# START OF DATASET EXTRACT

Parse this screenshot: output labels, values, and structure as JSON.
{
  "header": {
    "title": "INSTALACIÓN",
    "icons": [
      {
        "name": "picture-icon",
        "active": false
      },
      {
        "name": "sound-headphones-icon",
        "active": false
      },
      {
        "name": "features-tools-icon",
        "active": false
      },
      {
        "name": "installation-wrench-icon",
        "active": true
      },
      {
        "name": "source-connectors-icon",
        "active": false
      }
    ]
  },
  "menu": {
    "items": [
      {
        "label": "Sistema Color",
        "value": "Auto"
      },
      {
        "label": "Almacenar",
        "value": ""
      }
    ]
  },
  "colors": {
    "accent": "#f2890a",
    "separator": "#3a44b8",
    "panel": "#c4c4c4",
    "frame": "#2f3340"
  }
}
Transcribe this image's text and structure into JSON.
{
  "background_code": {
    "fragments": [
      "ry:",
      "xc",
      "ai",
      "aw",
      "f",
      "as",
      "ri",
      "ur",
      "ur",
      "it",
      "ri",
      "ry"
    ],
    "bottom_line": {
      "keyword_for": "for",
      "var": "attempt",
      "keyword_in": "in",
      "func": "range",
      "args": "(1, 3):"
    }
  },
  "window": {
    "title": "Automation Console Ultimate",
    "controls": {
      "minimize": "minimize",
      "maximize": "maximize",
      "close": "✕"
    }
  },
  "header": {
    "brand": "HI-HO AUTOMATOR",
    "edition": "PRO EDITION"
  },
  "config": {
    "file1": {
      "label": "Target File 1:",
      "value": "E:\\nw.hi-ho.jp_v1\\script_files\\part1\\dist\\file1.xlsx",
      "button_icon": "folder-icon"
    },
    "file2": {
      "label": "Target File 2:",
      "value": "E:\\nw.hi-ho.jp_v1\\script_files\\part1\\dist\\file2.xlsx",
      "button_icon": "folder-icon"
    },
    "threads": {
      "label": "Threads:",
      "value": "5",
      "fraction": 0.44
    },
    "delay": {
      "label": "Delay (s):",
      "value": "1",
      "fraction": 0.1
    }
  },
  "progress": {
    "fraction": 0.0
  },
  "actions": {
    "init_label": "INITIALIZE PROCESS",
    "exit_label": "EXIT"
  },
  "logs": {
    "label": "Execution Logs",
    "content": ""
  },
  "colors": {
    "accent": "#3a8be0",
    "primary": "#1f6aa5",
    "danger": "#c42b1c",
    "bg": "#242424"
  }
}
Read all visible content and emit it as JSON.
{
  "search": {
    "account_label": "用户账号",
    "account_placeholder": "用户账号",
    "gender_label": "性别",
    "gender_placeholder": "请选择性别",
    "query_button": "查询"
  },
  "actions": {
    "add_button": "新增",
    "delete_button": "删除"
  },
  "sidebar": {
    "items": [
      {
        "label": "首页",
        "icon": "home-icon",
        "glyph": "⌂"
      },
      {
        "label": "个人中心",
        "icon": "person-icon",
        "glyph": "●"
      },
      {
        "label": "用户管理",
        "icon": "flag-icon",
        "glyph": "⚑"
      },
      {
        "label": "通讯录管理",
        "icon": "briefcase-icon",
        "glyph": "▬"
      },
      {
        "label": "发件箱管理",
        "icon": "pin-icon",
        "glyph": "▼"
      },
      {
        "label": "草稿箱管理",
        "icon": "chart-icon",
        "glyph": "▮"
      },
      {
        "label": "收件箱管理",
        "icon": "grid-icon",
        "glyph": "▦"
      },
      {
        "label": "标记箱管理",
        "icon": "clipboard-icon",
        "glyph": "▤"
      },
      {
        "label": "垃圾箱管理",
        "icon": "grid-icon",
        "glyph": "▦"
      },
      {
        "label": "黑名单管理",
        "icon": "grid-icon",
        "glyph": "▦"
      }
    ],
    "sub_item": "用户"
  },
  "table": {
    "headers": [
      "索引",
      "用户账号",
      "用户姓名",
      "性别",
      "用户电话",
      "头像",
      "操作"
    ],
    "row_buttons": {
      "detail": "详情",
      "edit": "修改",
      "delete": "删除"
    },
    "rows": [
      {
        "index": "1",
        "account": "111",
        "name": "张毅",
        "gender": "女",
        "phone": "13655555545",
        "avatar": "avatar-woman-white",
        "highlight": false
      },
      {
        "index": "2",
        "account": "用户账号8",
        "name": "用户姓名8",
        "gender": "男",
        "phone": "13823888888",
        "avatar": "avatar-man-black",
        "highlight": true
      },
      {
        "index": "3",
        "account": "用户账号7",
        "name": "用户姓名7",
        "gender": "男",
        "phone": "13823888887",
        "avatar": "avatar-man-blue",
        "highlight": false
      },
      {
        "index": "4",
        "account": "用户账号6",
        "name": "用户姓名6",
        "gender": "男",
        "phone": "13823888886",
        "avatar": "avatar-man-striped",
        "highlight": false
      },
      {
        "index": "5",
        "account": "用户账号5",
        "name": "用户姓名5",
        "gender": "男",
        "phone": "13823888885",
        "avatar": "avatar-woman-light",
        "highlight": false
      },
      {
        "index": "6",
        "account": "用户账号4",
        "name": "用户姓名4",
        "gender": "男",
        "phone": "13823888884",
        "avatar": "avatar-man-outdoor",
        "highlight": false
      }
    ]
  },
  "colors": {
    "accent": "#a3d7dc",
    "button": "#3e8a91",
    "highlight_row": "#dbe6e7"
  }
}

# END OF DATASET EXTRACT

WHAT YOU NEED TO DO » Each line holding the word "xlsx" counts once; report the total and nothing else.

OUTPUT BELOW » 2